## Task requirements
An exact copy of the records is required, minus the pictures they hold.

## Data for this exercise
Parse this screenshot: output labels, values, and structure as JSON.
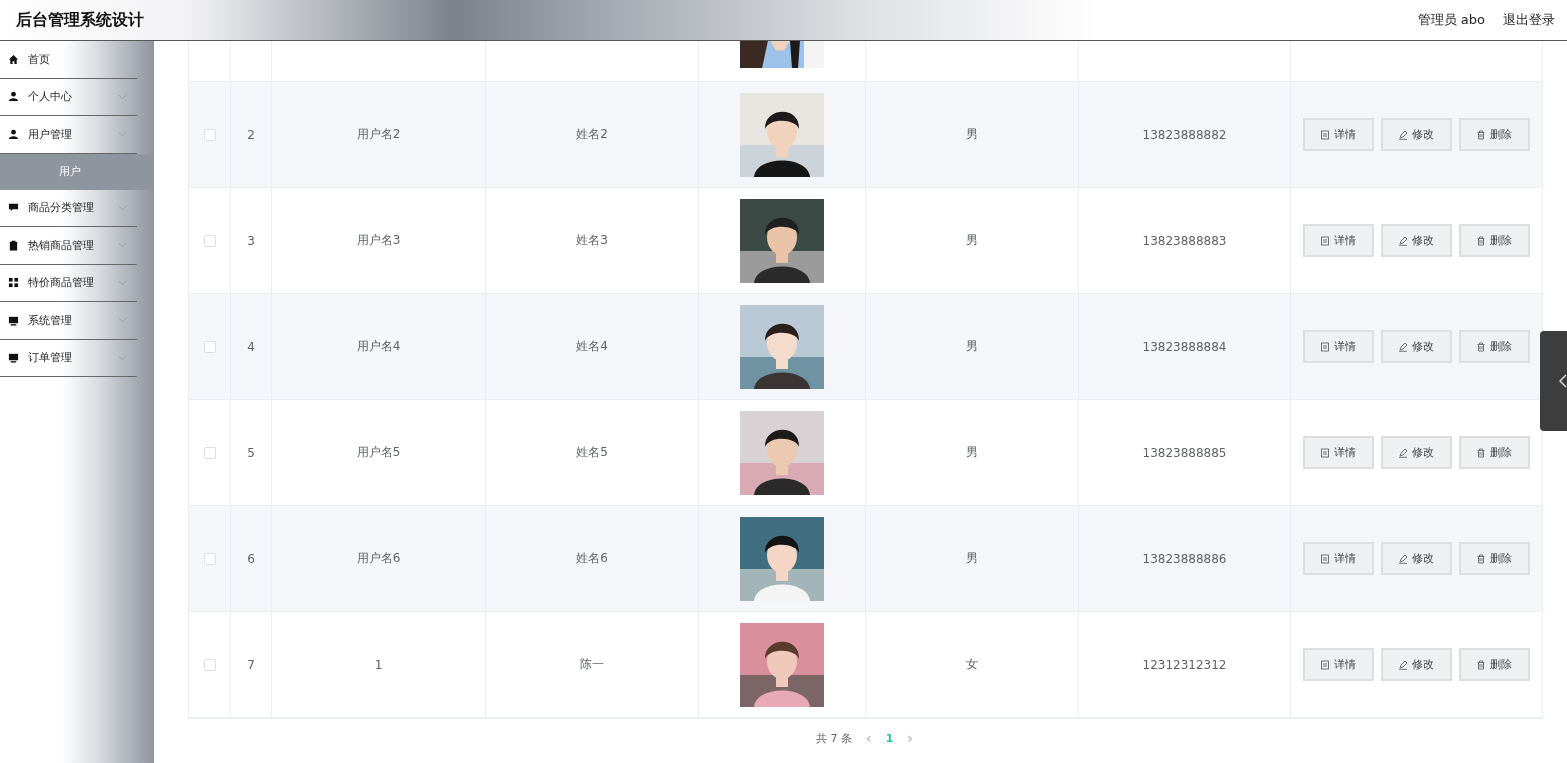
{
  "header": {
    "title": "后台管理系统设计",
    "user": "管理员 abo",
    "logout": "退出登录"
  },
  "sidebar": {
    "items": [
      {
        "label": "首页",
        "kind": "link"
      },
      {
        "label": "个人中心",
        "kind": "submenu"
      },
      {
        "label": "用户管理",
        "kind": "submenu",
        "children": [
          {
            "label": "用户",
            "selected": true
          }
        ]
      },
      {
        "label": "商品分类管理",
        "kind": "submenu"
      },
      {
        "label": "热销商品管理",
        "kind": "submenu"
      },
      {
        "label": "特价商品管理",
        "kind": "submenu"
      },
      {
        "label": "系统管理",
        "kind": "submenu"
      },
      {
        "label": "订单管理",
        "kind": "submenu"
      }
    ]
  },
  "table": {
    "rows": [
      {
        "checked": false,
        "index": "2",
        "username": "用户名2",
        "name": "姓名2",
        "sex": "男",
        "phone": "13823888882",
        "actions": [
          "详情",
          "修改",
          "删除"
        ]
      },
      {
        "checked": false,
        "index": "3",
        "username": "用户名3",
        "name": "姓名3",
        "sex": "男",
        "phone": "13823888883",
        "actions": [
          "详情",
          "修改",
          "删除"
        ]
      },
      {
        "checked": false,
        "index": "4",
        "username": "用户名4",
        "name": "姓名4",
        "sex": "男",
        "phone": "13823888884",
        "actions": [
          "详情",
          "修改",
          "删除"
        ]
      },
      {
        "checked": false,
        "index": "5",
        "username": "用户名5",
        "name": "姓名5",
        "sex": "男",
        "phone": "13823888885",
        "actions": [
          "详情",
          "修改",
          "删除"
        ]
      },
      {
        "checked": false,
        "index": "6",
        "username": "用户名6",
        "name": "姓名6",
        "sex": "男",
        "phone": "13823888886",
        "actions": [
          "详情",
          "修改",
          "删除"
        ]
      },
      {
        "checked": false,
        "index": "7",
        "username": "1",
        "name": "陈一",
        "sex": "女",
        "phone": "12312312312",
        "actions": [
          "详情",
          "修改",
          "删除"
        ]
      }
    ]
  },
  "pagination": {
    "total": "共 7 条",
    "prev": "‹",
    "pages": [
      {
        "label": "1",
        "selected": true
      }
    ],
    "next": "›"
  }
}
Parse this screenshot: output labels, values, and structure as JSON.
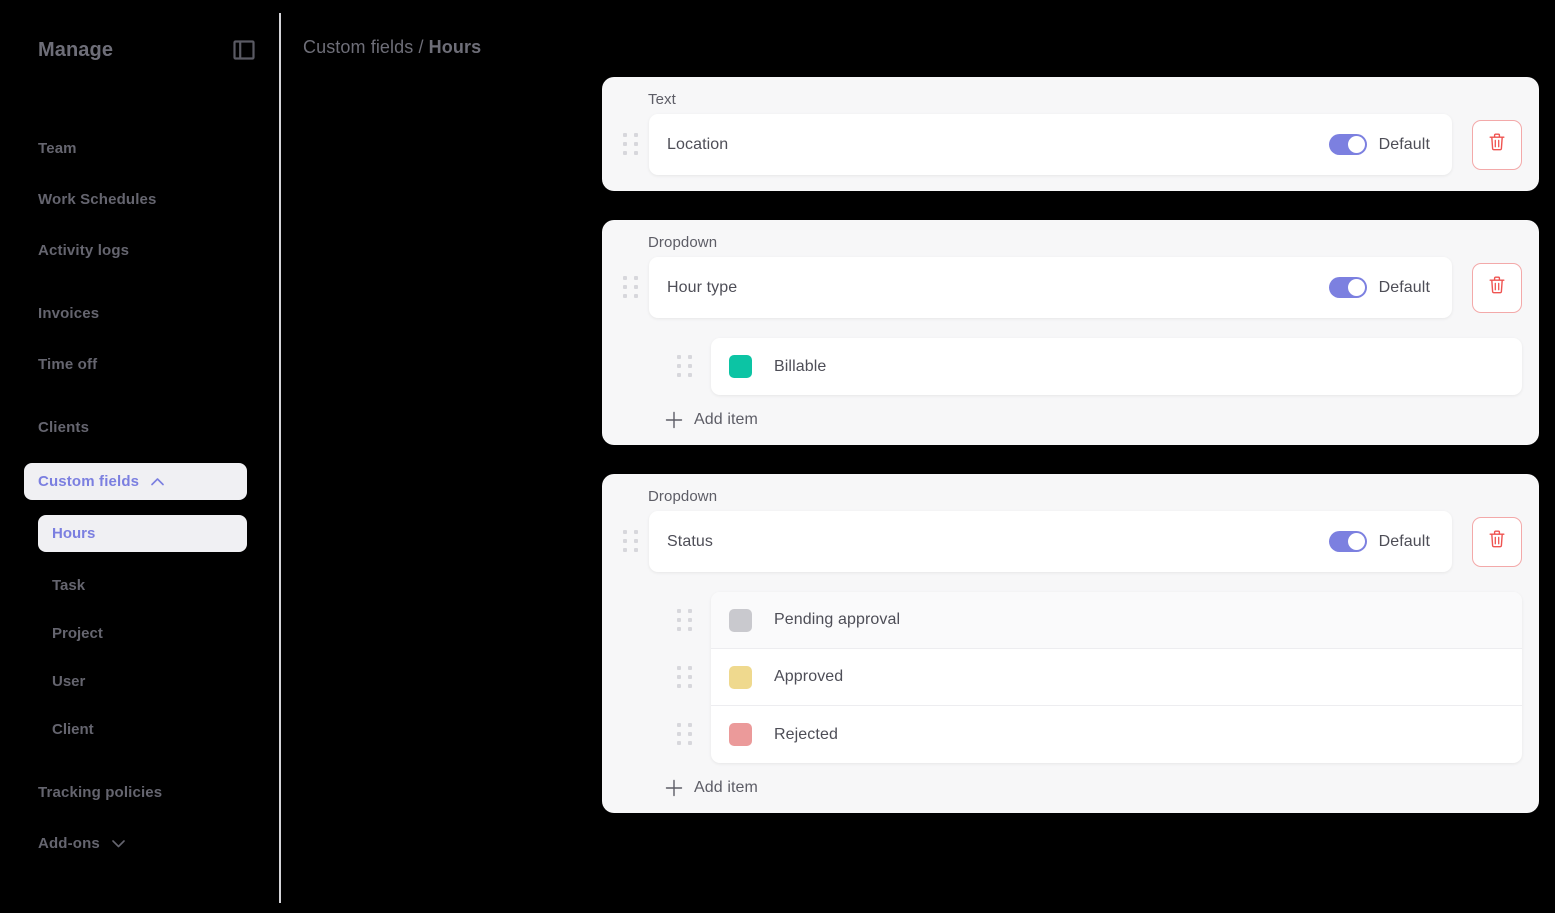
{
  "sidebar": {
    "title": "Manage",
    "panel_toggle_icon": "panel-toggle-icon",
    "items": [
      {
        "label": "Team",
        "gap": "lg"
      },
      {
        "label": "Work Schedules",
        "gap": "md"
      },
      {
        "label": "Activity logs",
        "gap": "md"
      },
      {
        "label": "Invoices",
        "gap": "lg"
      },
      {
        "label": "Time off",
        "gap": "md"
      },
      {
        "label": "Clients",
        "gap": "lg"
      }
    ],
    "group": {
      "label": "Custom fields",
      "expanded": true,
      "chevron_icon": "chevron-up-icon",
      "children": [
        {
          "label": "Hours",
          "active": true
        },
        {
          "label": "Task",
          "active": false
        },
        {
          "label": "Project",
          "active": false
        },
        {
          "label": "User",
          "active": false
        },
        {
          "label": "Client",
          "active": false
        }
      ]
    },
    "tracking_policies": "Tracking policies",
    "addons": {
      "label": "Add-ons",
      "chevron_icon": "chevron-down-icon"
    },
    "active_color": "#7b7fe0",
    "text_color": "#65656f"
  },
  "header": {
    "breadcrumb_parent": "Custom fields",
    "breadcrumb_separator": "/",
    "breadcrumb_current": "Hours"
  },
  "main": {
    "toggle_label": "Default",
    "add_item_label": "Add item",
    "delete_icon": "trash-icon",
    "drag_icon": "drag-handle-icon",
    "plus_icon": "plus-icon",
    "toggle_on_color": "#7c80e0",
    "delete_color": "#ef5350",
    "cards": [
      {
        "type": "Text",
        "name": "Location",
        "toggle_on": true,
        "options": []
      },
      {
        "type": "Dropdown",
        "name": "Hour type",
        "toggle_on": true,
        "options": [
          {
            "label": "Billable",
            "color": "#0cc4a4",
            "highlight": false
          }
        ]
      },
      {
        "type": "Dropdown",
        "name": "Status",
        "toggle_on": true,
        "options": [
          {
            "label": "Pending approval",
            "color": "#c9c9ce",
            "highlight": true
          },
          {
            "label": "Approved",
            "color": "#efd98e",
            "highlight": false
          },
          {
            "label": "Rejected",
            "color": "#eb9a9a",
            "highlight": false
          }
        ]
      }
    ]
  }
}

## Written response
Parse this screenshot: output labels, values, and structure as JSON.
{
  "header": {
    "title": "后台管理系统设计",
    "user": "管理员 abo",
    "logout": "退出登录"
  },
  "sidebar": {
    "items": [
      {
        "label": "首页",
        "kind": "link"
      },
      {
        "label": "个人中心",
        "kind": "submenu"
      },
      {
        "label": "用户管理",
        "kind": "submenu",
        "children": [
          {
            "label": "用户",
            "selected": true
          }
        ]
      },
      {
        "label": "商品分类管理",
        "kind": "submenu"
      },
      {
        "label": "热销商品管理",
        "kind": "submenu"
      },
      {
        "label": "特价商品管理",
        "kind": "submenu"
      },
      {
        "label": "系统管理",
        "kind": "submenu"
      },
      {
        "label": "订单管理",
        "kind": "submenu"
      }
    ]
  },
  "table": {
    "rows": [
      {
        "checked": false,
        "index": "2",
        "username": "用户名2",
        "name": "姓名2",
        "sex": "男",
        "phone": "13823888882",
        "actions": [
          "详情",
          "修改",
          "删除"
        ]
      },
      {
        "checked": false,
        "index": "3",
        "username": "用户名3",
        "name": "姓名3",
        "sex": "男",
        "phone": "13823888883",
        "actions": [
          "详情",
          "修改",
          "删除"
        ]
      },
      {
        "checked": false,
        "index": "4",
        "username": "用户名4",
        "name": "姓名4",
        "sex": "男",
        "phone": "13823888884",
        "actions": [
          "详情",
          "修改",
          "删除"
        ]
      },
      {
        "checked": false,
        "index": "5",
        "username": "用户名5",
        "name": "姓名5",
        "sex": "男",
        "phone": "13823888885",
        "actions": [
          "详情",
          "修改",
          "删除"
        ]
      },
      {
        "checked": false,
        "index": "6",
        "username": "用户名6",
        "name": "姓名6",
        "sex": "男",
        "phone": "13823888886",
        "actions": [
          "详情",
          "修改",
          "删除"
        ]
      },
      {
        "checked": false,
        "index": "7",
        "username": "1",
        "name": "陈一",
        "sex": "女",
        "phone": "12312312312",
        "actions": [
          "详情",
          "修改",
          "删除"
        ]
      }
    ]
  },
  "pagination": {
    "total": "共 7 条",
    "prev": "‹",
    "pages": [
      {
        "label": "1",
        "selected": true
      }
    ],
    "next": "›"
  }
}
Parse this screenshot: output labels, values, and structure as JSON.
{
  "sidebar": {
    "title": "Manage",
    "panel_toggle_icon": "panel-toggle-icon",
    "items": [
      {
        "label": "Team",
        "gap": "lg"
      },
      {
        "label": "Work Schedules",
        "gap": "md"
      },
      {
        "label": "Activity logs",
        "gap": "md"
      },
      {
        "label": "Invoices",
        "gap": "lg"
      },
      {
        "label": "Time off",
        "gap": "md"
      },
      {
        "label": "Clients",
        "gap": "lg"
      }
    ],
    "group": {
      "label": "Custom fields",
      "expanded": true,
      "chevron_icon": "chevron-up-icon",
      "children": [
        {
          "label": "Hours",
          "active": true
        },
        {
          "label": "Task",
          "active": false
        },
        {
          "label": "Project",
          "active": false
        },
        {
          "label": "User",
          "active": false
        },
        {
          "label": "Client",
          "active": false
        }
      ]
    },
    "tracking_policies": "Tracking policies",
    "addons": {
      "label": "Add-ons",
      "chevron_icon": "chevron-down-icon"
    },
    "active_color": "#7b7fe0",
    "text_color": "#65656f"
  },
  "header": {
    "breadcrumb_parent": "Custom fields",
    "breadcrumb_separator": "/",
    "breadcrumb_current": "Hours"
  },
  "main": {
    "toggle_label": "Default",
    "add_item_label": "Add item",
    "delete_icon": "trash-icon",
    "drag_icon": "drag-handle-icon",
    "plus_icon": "plus-icon",
    "toggle_on_color": "#7c80e0",
    "delete_color": "#ef5350",
    "cards": [
      {
        "type": "Text",
        "name": "Location",
        "toggle_on": true,
        "options": []
      },
      {
        "type": "Dropdown",
        "name": "Hour type",
        "toggle_on": true,
        "options": [
          {
            "label": "Billable",
            "color": "#0cc4a4",
            "highlight": false
          }
        ]
      },
      {
        "type": "Dropdown",
        "name": "Status",
        "toggle_on": true,
        "options": [
          {
            "label": "Pending approval",
            "color": "#c9c9ce",
            "highlight": true
          },
          {
            "label": "Approved",
            "color": "#efd98e",
            "highlight": false
          },
          {
            "label": "Rejected",
            "color": "#eb9a9a",
            "highlight": false
          }
        ]
      }
    ]
  }
}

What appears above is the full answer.